» Your task
Write each record again exactly as it stands.
--- begin ---
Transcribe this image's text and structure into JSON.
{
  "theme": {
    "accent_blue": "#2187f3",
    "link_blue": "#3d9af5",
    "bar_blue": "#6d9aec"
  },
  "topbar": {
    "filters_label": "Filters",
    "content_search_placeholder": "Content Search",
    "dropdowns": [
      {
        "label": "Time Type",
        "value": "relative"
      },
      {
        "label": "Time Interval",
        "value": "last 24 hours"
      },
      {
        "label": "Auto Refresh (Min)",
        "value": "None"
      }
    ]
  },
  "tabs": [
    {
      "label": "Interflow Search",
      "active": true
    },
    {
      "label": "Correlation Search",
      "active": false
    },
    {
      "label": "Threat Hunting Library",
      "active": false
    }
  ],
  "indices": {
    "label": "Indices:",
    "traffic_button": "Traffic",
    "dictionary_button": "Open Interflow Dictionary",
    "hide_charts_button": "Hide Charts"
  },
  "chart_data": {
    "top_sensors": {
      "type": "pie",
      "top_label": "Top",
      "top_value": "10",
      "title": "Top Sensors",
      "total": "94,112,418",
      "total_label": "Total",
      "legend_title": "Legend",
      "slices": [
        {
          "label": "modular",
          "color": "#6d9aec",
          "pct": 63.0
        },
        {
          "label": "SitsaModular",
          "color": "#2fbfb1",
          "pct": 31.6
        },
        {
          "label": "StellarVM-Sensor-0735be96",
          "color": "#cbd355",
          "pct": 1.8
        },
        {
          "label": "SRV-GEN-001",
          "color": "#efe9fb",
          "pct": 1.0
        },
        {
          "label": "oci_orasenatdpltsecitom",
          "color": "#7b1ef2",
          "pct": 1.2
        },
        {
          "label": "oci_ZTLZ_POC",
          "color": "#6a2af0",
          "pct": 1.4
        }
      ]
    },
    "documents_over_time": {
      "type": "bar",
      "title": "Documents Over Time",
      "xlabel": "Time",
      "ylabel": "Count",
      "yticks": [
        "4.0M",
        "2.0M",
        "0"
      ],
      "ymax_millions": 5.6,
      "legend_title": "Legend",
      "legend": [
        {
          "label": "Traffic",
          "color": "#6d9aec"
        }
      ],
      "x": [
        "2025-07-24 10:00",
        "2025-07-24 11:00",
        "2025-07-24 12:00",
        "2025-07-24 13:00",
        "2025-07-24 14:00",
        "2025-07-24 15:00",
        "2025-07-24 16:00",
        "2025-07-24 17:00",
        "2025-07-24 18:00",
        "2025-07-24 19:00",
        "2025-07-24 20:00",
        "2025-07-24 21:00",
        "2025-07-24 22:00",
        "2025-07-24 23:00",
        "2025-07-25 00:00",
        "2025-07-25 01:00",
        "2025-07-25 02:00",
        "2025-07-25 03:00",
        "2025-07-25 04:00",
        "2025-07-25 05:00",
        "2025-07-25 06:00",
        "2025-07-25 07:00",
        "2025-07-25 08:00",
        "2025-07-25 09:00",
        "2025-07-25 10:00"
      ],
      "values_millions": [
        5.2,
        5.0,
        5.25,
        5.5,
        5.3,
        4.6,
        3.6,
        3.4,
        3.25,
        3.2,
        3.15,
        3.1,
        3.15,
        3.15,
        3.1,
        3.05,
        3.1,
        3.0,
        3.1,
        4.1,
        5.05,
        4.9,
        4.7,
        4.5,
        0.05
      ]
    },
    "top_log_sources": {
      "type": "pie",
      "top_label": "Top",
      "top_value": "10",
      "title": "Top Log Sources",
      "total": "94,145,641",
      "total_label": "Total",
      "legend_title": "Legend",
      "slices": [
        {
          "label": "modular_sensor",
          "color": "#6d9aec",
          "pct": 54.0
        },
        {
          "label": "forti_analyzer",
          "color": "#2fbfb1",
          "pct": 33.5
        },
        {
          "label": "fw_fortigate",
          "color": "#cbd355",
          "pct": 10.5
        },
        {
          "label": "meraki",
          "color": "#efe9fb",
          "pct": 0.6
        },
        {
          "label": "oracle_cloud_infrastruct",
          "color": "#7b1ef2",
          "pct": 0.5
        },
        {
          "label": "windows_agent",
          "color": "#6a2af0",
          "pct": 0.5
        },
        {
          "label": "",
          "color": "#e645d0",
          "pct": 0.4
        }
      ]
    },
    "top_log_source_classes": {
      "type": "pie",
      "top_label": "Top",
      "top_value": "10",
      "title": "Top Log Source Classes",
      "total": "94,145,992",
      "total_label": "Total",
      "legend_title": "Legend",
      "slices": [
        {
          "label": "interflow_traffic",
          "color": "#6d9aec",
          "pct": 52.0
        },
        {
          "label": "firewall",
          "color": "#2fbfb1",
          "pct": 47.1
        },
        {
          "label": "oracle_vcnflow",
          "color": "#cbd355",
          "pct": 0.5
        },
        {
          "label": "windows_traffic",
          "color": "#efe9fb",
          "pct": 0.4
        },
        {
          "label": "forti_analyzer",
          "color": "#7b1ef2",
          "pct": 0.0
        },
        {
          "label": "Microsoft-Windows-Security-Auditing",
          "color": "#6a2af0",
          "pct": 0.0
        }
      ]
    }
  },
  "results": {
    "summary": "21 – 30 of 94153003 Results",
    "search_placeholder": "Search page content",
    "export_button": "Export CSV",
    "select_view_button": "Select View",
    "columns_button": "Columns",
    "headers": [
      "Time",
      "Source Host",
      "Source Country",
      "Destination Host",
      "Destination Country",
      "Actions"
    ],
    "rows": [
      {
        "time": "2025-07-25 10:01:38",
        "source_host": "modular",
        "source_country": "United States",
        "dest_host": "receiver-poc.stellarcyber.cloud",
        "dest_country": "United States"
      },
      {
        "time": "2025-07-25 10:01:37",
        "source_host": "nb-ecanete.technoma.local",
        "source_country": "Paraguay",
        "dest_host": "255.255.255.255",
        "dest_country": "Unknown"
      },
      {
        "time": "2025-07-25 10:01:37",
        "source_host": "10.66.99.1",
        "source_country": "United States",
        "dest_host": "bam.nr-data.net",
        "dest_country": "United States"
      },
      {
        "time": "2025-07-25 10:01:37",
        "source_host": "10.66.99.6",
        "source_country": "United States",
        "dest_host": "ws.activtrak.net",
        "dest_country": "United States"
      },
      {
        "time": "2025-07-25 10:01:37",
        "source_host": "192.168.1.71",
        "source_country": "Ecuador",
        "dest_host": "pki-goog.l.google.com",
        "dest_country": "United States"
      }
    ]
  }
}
--- end ---
» Written reply
Transcribe this image's text and structure into JSON.
{
  "theme": {
    "accent_blue": "#2187f3",
    "link_blue": "#3d9af5",
    "bar_blue": "#6d9aec"
  },
  "topbar": {
    "filters_label": "Filters",
    "content_search_placeholder": "Content Search",
    "dropdowns": [
      {
        "label": "Time Type",
        "value": "relative"
      },
      {
        "label": "Time Interval",
        "value": "last 24 hours"
      },
      {
        "label": "Auto Refresh (Min)",
        "value": "None"
      }
    ]
  },
  "tabs": [
    {
      "label": "Interflow Search",
      "active": true
    },
    {
      "label": "Correlation Search",
      "active": false
    },
    {
      "label": "Threat Hunting Library",
      "active": false
    }
  ],
  "indices": {
    "label": "Indices:",
    "traffic_button": "Traffic",
    "dictionary_button": "Open Interflow Dictionary",
    "hide_charts_button": "Hide Charts"
  },
  "chart_data": {
    "top_sensors": {
      "type": "pie",
      "top_label": "Top",
      "top_value": "10",
      "title": "Top Sensors",
      "total": "94,112,418",
      "total_label": "Total",
      "legend_title": "Legend",
      "slices": [
        {
          "label": "modular",
          "color": "#6d9aec",
          "pct": 63.0
        },
        {
          "label": "SitsaModular",
          "color": "#2fbfb1",
          "pct": 31.6
        },
        {
          "label": "StellarVM-Sensor-0735be96",
          "color": "#cbd355",
          "pct": 1.8
        },
        {
          "label": "SRV-GEN-001",
          "color": "#efe9fb",
          "pct": 1.0
        },
        {
          "label": "oci_orasenatdpltsecitom",
          "color": "#7b1ef2",
          "pct": 1.2
        },
        {
          "label": "oci_ZTLZ_POC",
          "color": "#6a2af0",
          "pct": 1.4
        }
      ]
    },
    "documents_over_time": {
      "type": "bar",
      "title": "Documents Over Time",
      "xlabel": "Time",
      "ylabel": "Count",
      "yticks": [
        "4.0M",
        "2.0M",
        "0"
      ],
      "ymax_millions": 5.6,
      "legend_title": "Legend",
      "legend": [
        {
          "label": "Traffic",
          "color": "#6d9aec"
        }
      ],
      "x": [
        "2025-07-24 10:00",
        "2025-07-24 11:00",
        "2025-07-24 12:00",
        "2025-07-24 13:00",
        "2025-07-24 14:00",
        "2025-07-24 15:00",
        "2025-07-24 16:00",
        "2025-07-24 17:00",
        "2025-07-24 18:00",
        "2025-07-24 19:00",
        "2025-07-24 20:00",
        "2025-07-24 21:00",
        "2025-07-24 22:00",
        "2025-07-24 23:00",
        "2025-07-25 00:00",
        "2025-07-25 01:00",
        "2025-07-25 02:00",
        "2025-07-25 03:00",
        "2025-07-25 04:00",
        "2025-07-25 05:00",
        "2025-07-25 06:00",
        "2025-07-25 07:00",
        "2025-07-25 08:00",
        "2025-07-25 09:00",
        "2025-07-25 10:00"
      ],
      "values_millions": [
        5.2,
        5.0,
        5.25,
        5.5,
        5.3,
        4.6,
        3.6,
        3.4,
        3.25,
        3.2,
        3.15,
        3.1,
        3.15,
        3.15,
        3.1,
        3.05,
        3.1,
        3.0,
        3.1,
        4.1,
        5.05,
        4.9,
        4.7,
        4.5,
        0.05
      ]
    },
    "top_log_sources": {
      "type": "pie",
      "top_label": "Top",
      "top_value": "10",
      "title": "Top Log Sources",
      "total": "94,145,641",
      "total_label": "Total",
      "legend_title": "Legend",
      "slices": [
        {
          "label": "modular_sensor",
          "color": "#6d9aec",
          "pct": 54.0
        },
        {
          "label": "forti_analyzer",
          "color": "#2fbfb1",
          "pct": 33.5
        },
        {
          "label": "fw_fortigate",
          "color": "#cbd355",
          "pct": 10.5
        },
        {
          "label": "meraki",
          "color": "#efe9fb",
          "pct": 0.6
        },
        {
          "label": "oracle_cloud_infrastruct",
          "color": "#7b1ef2",
          "pct": 0.5
        },
        {
          "label": "windows_agent",
          "color": "#6a2af0",
          "pct": 0.5
        },
        {
          "label": "",
          "color": "#e645d0",
          "pct": 0.4
        }
      ]
    },
    "top_log_source_classes": {
      "type": "pie",
      "top_label": "Top",
      "top_value": "10",
      "title": "Top Log Source Classes",
      "total": "94,145,992",
      "total_label": "Total",
      "legend_title": "Legend",
      "slices": [
        {
          "label": "interflow_traffic",
          "color": "#6d9aec",
          "pct": 52.0
        },
        {
          "label": "firewall",
          "color": "#2fbfb1",
          "pct": 47.1
        },
        {
          "label": "oracle_vcnflow",
          "color": "#cbd355",
          "pct": 0.5
        },
        {
          "label": "windows_traffic",
          "color": "#efe9fb",
          "pct": 0.4
        },
        {
          "label": "forti_analyzer",
          "color": "#7b1ef2",
          "pct": 0.0
        },
        {
          "label": "Microsoft-Windows-Security-Auditing",
          "color": "#6a2af0",
          "pct": 0.0
        }
      ]
    }
  },
  "results": {
    "summary": "21 – 30 of 94153003 Results",
    "search_placeholder": "Search page content",
    "export_button": "Export CSV",
    "select_view_button": "Select View",
    "columns_button": "Columns",
    "headers": [
      "Time",
      "Source Host",
      "Source Country",
      "Destination Host",
      "Destination Country",
      "Actions"
    ],
    "rows": [
      {
        "time": "2025-07-25 10:01:38",
        "source_host": "modular",
        "source_country": "United States",
        "dest_host": "receiver-poc.stellarcyber.cloud",
        "dest_country": "United States"
      },
      {
        "time": "2025-07-25 10:01:37",
        "source_host": "nb-ecanete.technoma.local",
        "source_country": "Paraguay",
        "dest_host": "255.255.255.255",
        "dest_country": "Unknown"
      },
      {
        "time": "2025-07-25 10:01:37",
        "source_host": "10.66.99.1",
        "source_country": "United States",
        "dest_host": "bam.nr-data.net",
        "dest_country": "United States"
      },
      {
        "time": "2025-07-25 10:01:37",
        "source_host": "10.66.99.6",
        "source_country": "United States",
        "dest_host": "ws.activtrak.net",
        "dest_country": "United States"
      },
      {
        "time": "2025-07-25 10:01:37",
        "source_host": "192.168.1.71",
        "source_country": "Ecuador",
        "dest_host": "pki-goog.l.google.com",
        "dest_country": "United States"
      }
    ]
  }
}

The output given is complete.